** BEGIN DATA TO PROCESS **
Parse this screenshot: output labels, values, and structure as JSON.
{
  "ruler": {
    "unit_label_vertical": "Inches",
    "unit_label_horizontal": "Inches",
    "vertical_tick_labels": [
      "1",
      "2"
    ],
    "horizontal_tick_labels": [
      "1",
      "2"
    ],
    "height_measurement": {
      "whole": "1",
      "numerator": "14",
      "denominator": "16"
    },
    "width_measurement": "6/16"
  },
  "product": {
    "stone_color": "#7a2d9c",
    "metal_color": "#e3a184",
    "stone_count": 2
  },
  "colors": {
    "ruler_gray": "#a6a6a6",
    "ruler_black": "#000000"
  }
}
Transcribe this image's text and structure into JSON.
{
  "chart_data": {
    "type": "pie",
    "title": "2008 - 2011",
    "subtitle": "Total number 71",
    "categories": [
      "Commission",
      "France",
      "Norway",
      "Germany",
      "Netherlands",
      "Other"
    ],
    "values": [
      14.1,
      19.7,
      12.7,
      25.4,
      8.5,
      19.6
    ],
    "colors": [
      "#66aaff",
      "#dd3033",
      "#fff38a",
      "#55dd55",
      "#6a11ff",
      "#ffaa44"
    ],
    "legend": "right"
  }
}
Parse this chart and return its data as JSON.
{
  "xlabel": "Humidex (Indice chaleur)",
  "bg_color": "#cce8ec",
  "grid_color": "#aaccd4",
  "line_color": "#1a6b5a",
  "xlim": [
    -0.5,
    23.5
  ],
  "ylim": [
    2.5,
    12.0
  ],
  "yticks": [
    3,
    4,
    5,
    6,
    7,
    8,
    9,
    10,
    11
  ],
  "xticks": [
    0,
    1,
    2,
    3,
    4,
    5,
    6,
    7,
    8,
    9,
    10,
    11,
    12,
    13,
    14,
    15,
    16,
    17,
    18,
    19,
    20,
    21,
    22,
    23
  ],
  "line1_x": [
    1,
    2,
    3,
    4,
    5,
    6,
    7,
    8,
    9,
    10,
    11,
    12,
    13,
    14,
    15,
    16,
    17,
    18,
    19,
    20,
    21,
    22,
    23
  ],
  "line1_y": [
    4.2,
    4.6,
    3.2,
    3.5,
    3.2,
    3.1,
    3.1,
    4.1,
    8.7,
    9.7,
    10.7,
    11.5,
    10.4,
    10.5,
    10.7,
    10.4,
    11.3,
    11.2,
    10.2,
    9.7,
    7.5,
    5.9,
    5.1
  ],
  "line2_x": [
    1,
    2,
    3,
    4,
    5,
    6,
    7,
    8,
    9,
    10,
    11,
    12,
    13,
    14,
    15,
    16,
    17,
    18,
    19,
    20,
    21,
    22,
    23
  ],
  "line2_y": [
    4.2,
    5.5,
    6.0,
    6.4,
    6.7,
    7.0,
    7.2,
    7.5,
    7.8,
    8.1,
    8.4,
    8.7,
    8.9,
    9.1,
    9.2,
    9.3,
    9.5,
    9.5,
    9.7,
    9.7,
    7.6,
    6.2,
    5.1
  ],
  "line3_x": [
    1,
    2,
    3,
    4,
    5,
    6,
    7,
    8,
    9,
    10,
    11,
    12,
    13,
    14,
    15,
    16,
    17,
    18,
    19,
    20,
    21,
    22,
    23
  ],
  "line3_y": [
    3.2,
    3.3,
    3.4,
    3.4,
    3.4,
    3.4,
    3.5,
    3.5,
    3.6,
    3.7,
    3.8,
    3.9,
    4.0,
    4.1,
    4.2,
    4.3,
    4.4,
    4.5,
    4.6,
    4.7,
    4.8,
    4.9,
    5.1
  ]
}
** END DATA TO PROCESS **
* TO BE DONE *
Spot every line that holds "JSON" and copy it.

* CORRECT RESULT *
Parse this screenshot: output labels, values, and structure as JSON.
Transcribe this image's text and structure into JSON.
Parse this chart and return its data as JSON.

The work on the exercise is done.